(Excerpt from a dataset)

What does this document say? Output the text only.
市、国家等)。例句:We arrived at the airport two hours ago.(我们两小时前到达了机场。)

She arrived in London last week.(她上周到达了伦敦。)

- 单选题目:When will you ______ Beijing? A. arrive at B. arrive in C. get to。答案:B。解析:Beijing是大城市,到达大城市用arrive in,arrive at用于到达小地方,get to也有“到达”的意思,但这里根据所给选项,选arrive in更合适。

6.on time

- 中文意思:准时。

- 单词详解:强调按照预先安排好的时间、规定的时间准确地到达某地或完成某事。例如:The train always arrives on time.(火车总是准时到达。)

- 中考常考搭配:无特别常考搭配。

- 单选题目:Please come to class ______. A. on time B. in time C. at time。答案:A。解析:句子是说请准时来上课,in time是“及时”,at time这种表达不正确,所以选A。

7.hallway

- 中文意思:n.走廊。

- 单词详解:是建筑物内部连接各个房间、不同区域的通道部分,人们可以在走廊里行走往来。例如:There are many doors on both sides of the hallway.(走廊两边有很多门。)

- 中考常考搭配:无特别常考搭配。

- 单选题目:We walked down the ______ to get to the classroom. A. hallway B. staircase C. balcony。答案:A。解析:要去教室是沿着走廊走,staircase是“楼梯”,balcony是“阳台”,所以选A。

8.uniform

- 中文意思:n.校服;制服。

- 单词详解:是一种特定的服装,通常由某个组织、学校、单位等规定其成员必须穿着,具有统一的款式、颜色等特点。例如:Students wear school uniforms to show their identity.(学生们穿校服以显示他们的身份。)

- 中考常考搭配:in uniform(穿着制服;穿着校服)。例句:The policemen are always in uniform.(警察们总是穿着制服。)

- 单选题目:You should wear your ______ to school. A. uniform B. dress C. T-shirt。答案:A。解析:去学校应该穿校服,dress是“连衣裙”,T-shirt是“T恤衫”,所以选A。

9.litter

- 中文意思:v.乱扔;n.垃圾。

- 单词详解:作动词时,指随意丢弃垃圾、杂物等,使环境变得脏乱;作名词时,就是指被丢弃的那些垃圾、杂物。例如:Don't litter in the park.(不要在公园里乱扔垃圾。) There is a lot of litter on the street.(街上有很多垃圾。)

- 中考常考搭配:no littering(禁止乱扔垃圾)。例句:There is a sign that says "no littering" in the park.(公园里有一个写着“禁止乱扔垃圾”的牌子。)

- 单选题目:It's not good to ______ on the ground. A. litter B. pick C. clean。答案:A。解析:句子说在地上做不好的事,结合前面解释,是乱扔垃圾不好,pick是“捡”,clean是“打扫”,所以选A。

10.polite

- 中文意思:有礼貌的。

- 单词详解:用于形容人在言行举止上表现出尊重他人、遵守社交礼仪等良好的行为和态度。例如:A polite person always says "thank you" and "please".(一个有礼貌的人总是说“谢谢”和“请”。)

§ **Aim**
Retype the data exactly as given.

§ **Result for this exercise**
What does this document say? Output the text only.
市、国家等)。例句:We arrived at the airport two hours ago.(我们两小时前到达了机场。)

She arrived in London last week.(她上周到达了伦敦。)

- 单选题目:When will you ______ Beijing? A. arrive at B. arrive in C. get to。答案:B。解析:Beijing是大城市,到达大城市用arrive in,arrive at用于到达小地方,get to也有“到达”的意思,但这里根据所给选项,选arrive in更合适。

6.on time

- 中文意思:准时。

- 单词详解:强调按照预先安排好的时间、规定的时间准确地到达某地或完成某事。例如:The train always arrives on time.(火车总是准时到达。)

- 中考常考搭配:无特别常考搭配。

- 单选题目:Please come to class ______. A. on time B. in time C. at time。答案:A。解析:句子是说请准时来上课,in time是“及时”,at time这种表达不正确,所以选A。

7.hallway

- 中文意思:n.走廊。

- 单词详解:是建筑物内部连接各个房间、不同区域的通道部分,人们可以在走廊里行走往来。例如:There are many doors on both sides of the hallway.(走廊两边有很多门。)

- 中考常考搭配:无特别常考搭配。

- 单选题目:We walked down the ______ to get to the classroom. A. hallway B. staircase C. balcony。答案:A。解析:要去教室是沿着走廊走,staircase是“楼梯”,balcony是“阳台”,所以选A。

8.uniform

- 中文意思:n.校服;制服。

- 单词详解:是一种特定的服装,通常由某个组织、学校、单位等规定其成员必须穿着,具有统一的款式、颜色等特点。例如:Students wear school uniforms to show their identity.(学生们穿校服以显示他们的身份。)

- 中考常考搭配:in uniform(穿着制服;穿着校服)。例句:The policemen are always in uniform.(警察们总是穿着制服。)

- 单选题目:You should wear your ______ to school. A. uniform B. dress C. T-shirt。答案:A。解析:去学校应该穿校服,dress是“连衣裙”,T-shirt是“T恤衫”,所以选A。

9.litter

- 中文意思:v.乱扔;n.垃圾。

- 单词详解:作动词时,指随意丢弃垃圾、杂物等,使环境变得脏乱;作名词时,就是指被丢弃的那些垃圾、杂物。例如:Don't litter in the park.(不要在公园里乱扔垃圾。) There is a lot of litter on the street.(街上有很多垃圾。)

- 中考常考搭配:no littering(禁止乱扔垃圾)。例句:There is a sign that says "no littering" in the park.(公园里有一个写着“禁止乱扔垃圾”的牌子。)

- 单选题目:It's not good to ______ on the ground. A. litter B. pick C. clean。答案:A。解析:句子说在地上做不好的事,结合前面解释,是乱扔垃圾不好,pick是“捡”,clean是“打扫”,所以选A。

10.polite

- 中文意思:有礼貌的。

- 单词详解:用于形容人在言行举止上表现出尊重他人、遵守社交礼仪等良好的行为和态度。例如:A polite person always says "thank you" and "please".(一个有礼貌的人总是说“谢谢”和“请”。)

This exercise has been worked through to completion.